TASK — Reproduce the listing below in its entirety. Change nothing.

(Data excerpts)

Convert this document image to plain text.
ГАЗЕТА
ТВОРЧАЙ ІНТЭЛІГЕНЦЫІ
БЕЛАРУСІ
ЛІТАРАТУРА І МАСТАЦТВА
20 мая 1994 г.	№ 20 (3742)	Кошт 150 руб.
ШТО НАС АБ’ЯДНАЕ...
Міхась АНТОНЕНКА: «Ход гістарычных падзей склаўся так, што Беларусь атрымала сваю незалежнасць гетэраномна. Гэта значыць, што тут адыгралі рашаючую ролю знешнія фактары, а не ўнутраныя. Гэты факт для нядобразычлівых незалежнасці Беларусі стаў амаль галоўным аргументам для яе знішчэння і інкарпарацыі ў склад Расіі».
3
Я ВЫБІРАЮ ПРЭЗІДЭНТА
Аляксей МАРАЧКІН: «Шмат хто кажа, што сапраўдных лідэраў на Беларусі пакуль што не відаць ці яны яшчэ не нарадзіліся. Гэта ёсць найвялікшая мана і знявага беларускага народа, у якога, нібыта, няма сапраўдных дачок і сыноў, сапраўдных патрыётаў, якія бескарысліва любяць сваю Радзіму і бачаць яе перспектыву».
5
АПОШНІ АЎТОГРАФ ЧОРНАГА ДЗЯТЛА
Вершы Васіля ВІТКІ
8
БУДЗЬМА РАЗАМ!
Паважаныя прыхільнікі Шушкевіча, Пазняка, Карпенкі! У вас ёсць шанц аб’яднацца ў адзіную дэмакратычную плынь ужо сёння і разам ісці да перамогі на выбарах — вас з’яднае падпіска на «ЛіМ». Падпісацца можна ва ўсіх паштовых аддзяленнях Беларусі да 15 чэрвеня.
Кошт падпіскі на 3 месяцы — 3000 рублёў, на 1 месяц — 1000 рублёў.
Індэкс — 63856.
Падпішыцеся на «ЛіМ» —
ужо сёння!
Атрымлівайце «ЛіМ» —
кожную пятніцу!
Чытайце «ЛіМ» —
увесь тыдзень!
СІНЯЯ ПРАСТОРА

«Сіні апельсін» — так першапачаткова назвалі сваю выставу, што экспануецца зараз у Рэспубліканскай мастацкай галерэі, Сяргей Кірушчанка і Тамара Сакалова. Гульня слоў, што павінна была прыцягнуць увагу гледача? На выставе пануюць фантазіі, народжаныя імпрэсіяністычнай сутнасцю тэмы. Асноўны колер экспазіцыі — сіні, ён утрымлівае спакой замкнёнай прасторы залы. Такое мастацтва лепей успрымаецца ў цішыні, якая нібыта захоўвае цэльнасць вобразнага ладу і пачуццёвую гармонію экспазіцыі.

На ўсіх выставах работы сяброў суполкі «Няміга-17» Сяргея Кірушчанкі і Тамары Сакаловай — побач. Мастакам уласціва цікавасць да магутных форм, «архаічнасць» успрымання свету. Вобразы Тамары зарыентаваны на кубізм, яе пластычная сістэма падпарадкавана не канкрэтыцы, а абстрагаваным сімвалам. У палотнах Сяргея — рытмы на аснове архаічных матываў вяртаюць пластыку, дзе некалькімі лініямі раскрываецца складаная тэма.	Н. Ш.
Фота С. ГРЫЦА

TASK SOLUTION —
Convert this document image to plain text.
ГАЗЕТА
ТВОРЧАЙ ІНТЭЛІГЕНЦЫІ
БЕЛАРУСІ
ЛІТАРАТУРА І МАСТАЦТВА
20 мая 1994 г.	№ 20 (3742)	Кошт 150 руб.
ШТО НАС АБ’ЯДНАЕ...
Міхась АНТОНЕНКА: «Ход гістарычных падзей склаўся так, што Беларусь атрымала сваю незалежнасць гетэраномна. Гэта значыць, што тут адыгралі рашаючую ролю знешнія фактары, а не ўнутраныя. Гэты факт для нядобразычлівых незалежнасці Беларусі стаў амаль галоўным аргументам для яе знішчэння і інкарпарацыі ў склад Расіі».
3
Я ВЫБІРАЮ ПРЭЗІДЭНТА
Аляксей МАРАЧКІН: «Шмат хто кажа, што сапраўдных лідэраў на Беларусі пакуль што не відаць ці яны яшчэ не нарадзіліся. Гэта ёсць найвялікшая мана і знявага беларускага народа, у якога, нібыта, няма сапраўдных дачок і сыноў, сапраўдных патрыётаў, якія бескарысліва любяць сваю Радзіму і бачаць яе перспектыву».
5
АПОШНІ АЎТОГРАФ ЧОРНАГА ДЗЯТЛА
Вершы Васіля ВІТКІ
8
БУДЗЬМА РАЗАМ!
Паважаныя прыхільнікі Шушкевіча, Пазняка, Карпенкі! У вас ёсць шанц аб’яднацца ў адзіную дэмакратычную плынь ужо сёння і разам ісці да перамогі на выбарах — вас з’яднае падпіска на «ЛіМ». Падпісацца можна ва ўсіх паштовых аддзяленнях Беларусі да 15 чэрвеня.
Кошт падпіскі на 3 месяцы — 3000 рублёў, на 1 месяц — 1000 рублёў.
Індэкс — 63856.
Падпішыцеся на «ЛіМ» —
ужо сёння!
Атрымлівайце «ЛіМ» —
кожную пятніцу!
Чытайце «ЛіМ» —
увесь тыдзень!
СІНЯЯ ПРАСТОРА

«Сіні апельсін» — так першапачаткова назвалі сваю выставу, што экспануецца зараз у Рэспубліканскай мастацкай галерэі, Сяргей Кірушчанка і Тамара Сакалова. Гульня слоў, што павінна была прыцягнуць увагу гледача? На выставе пануюць фантазіі, народжаныя імпрэсіяністычнай сутнасцю тэмы. Асноўны колер экспазіцыі — сіні, ён утрымлівае спакой замкнёнай прасторы залы. Такое мастацтва лепей успрымаецца ў цішыні, якая нібыта захоўвае цэльнасць вобразнага ладу і пачуццёвую гармонію экспазіцыі.

На ўсіх выставах работы сяброў суполкі «Няміга-17» Сяргея Кірушчанкі і Тамары Сакаловай — побач. Мастакам уласціва цікавасць да магутных форм, «архаічнасць» успрымання свету. Вобразы Тамары зарыентаваны на кубізм, яе пластычная сістэма падпарадкавана не канкрэтыцы, а абстрагаваным сімвалам. У палотнах Сяргея — рытмы на аснове архаічных матываў вяртаюць пластыку, дзе некалькімі лініямі раскрываецца складаная тэма.	Н. Ш.
Фота С. ГРЫЦА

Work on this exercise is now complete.